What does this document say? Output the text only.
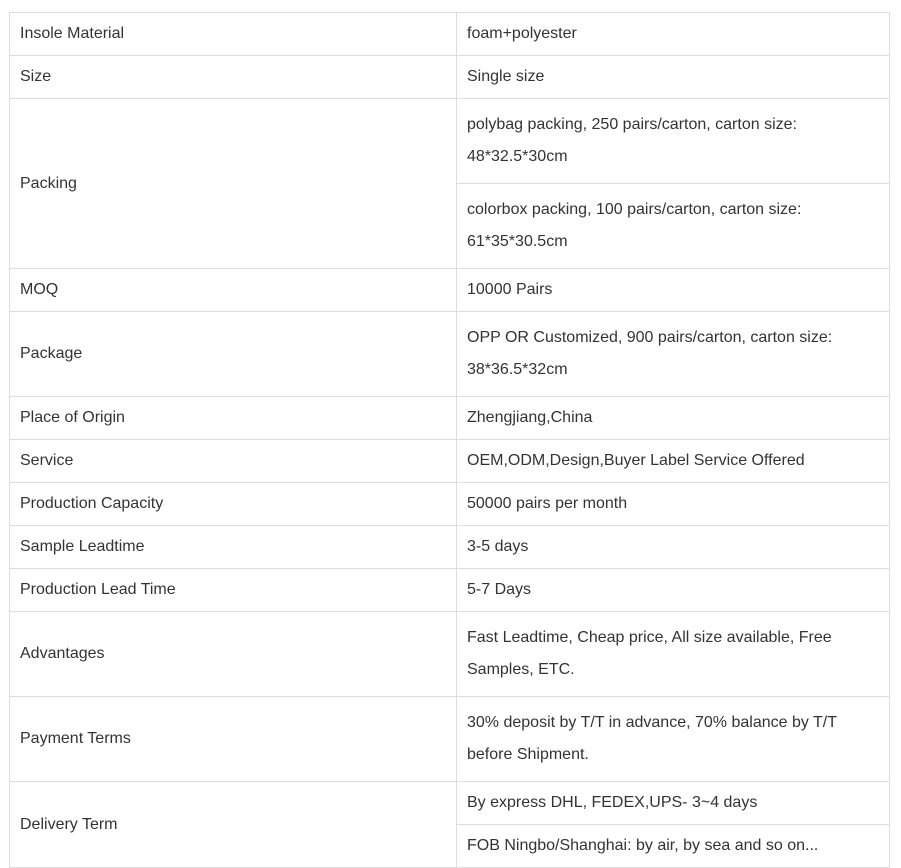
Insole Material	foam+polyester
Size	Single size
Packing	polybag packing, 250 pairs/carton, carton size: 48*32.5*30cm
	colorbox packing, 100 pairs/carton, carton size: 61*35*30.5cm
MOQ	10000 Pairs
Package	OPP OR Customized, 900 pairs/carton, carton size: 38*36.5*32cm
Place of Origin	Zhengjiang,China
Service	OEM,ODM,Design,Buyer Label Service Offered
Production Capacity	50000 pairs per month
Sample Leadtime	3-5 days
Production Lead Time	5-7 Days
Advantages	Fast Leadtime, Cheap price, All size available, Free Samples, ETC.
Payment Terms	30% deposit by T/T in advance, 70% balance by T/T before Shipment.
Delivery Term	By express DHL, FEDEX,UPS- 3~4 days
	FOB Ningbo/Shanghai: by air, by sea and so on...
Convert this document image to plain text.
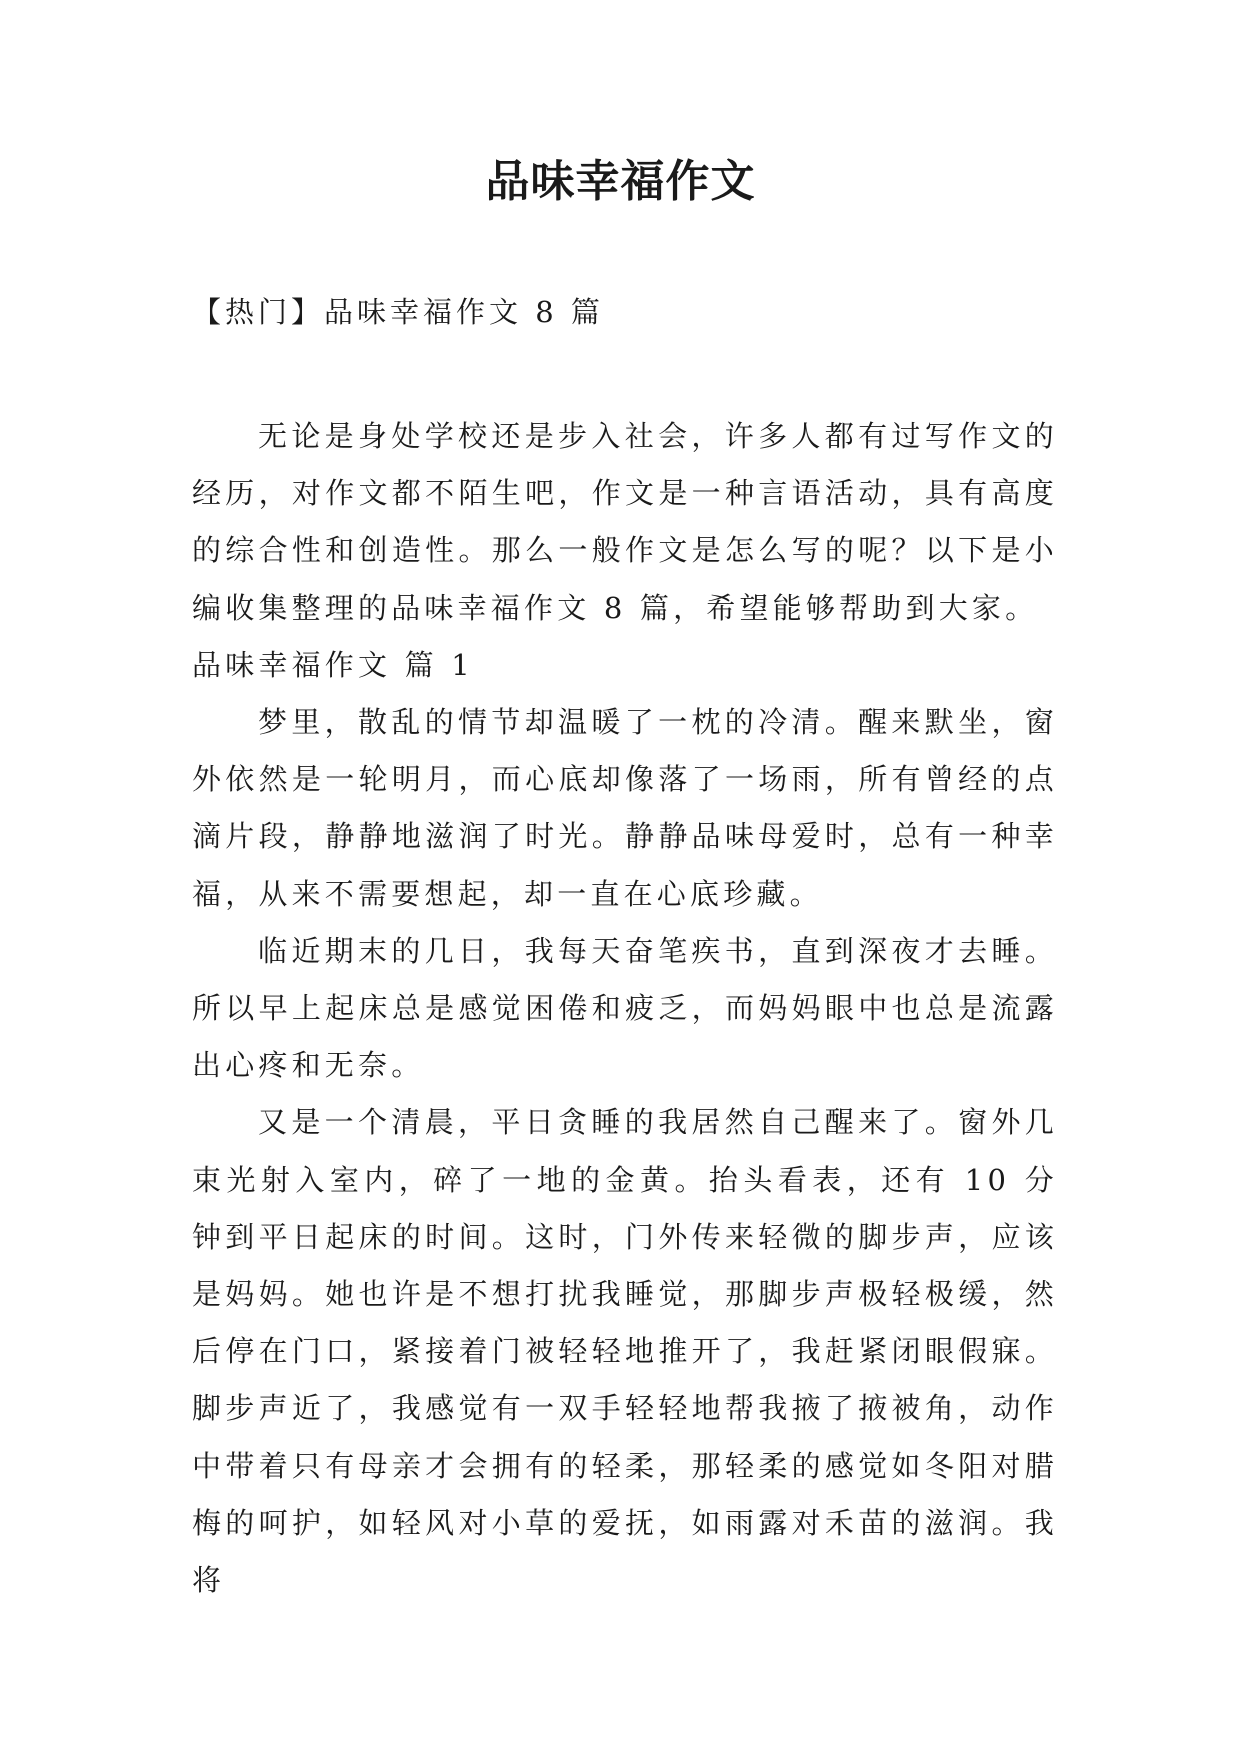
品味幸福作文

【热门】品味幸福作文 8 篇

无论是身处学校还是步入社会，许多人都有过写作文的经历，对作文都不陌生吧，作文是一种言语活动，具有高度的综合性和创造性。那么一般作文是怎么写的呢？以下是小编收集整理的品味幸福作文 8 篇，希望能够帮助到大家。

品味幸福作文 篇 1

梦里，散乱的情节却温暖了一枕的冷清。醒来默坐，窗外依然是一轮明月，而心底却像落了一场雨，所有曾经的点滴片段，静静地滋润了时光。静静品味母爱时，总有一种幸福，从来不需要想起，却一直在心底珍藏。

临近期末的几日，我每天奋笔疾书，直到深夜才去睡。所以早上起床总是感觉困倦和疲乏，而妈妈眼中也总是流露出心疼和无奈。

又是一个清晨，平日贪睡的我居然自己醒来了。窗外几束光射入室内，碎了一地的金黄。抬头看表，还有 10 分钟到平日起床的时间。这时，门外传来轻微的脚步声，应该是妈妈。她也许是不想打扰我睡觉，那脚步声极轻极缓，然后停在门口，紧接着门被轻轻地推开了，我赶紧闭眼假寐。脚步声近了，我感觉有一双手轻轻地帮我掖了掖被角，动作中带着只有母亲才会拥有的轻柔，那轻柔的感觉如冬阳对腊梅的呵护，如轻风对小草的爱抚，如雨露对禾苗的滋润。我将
# # # #
• **WRITTEN TASK**:
In the entries above, find every line with the word "text" and list it.

• **SOLVED PROBLEM**:
What does this document say? Output the text only.
Convert this document image to plain text.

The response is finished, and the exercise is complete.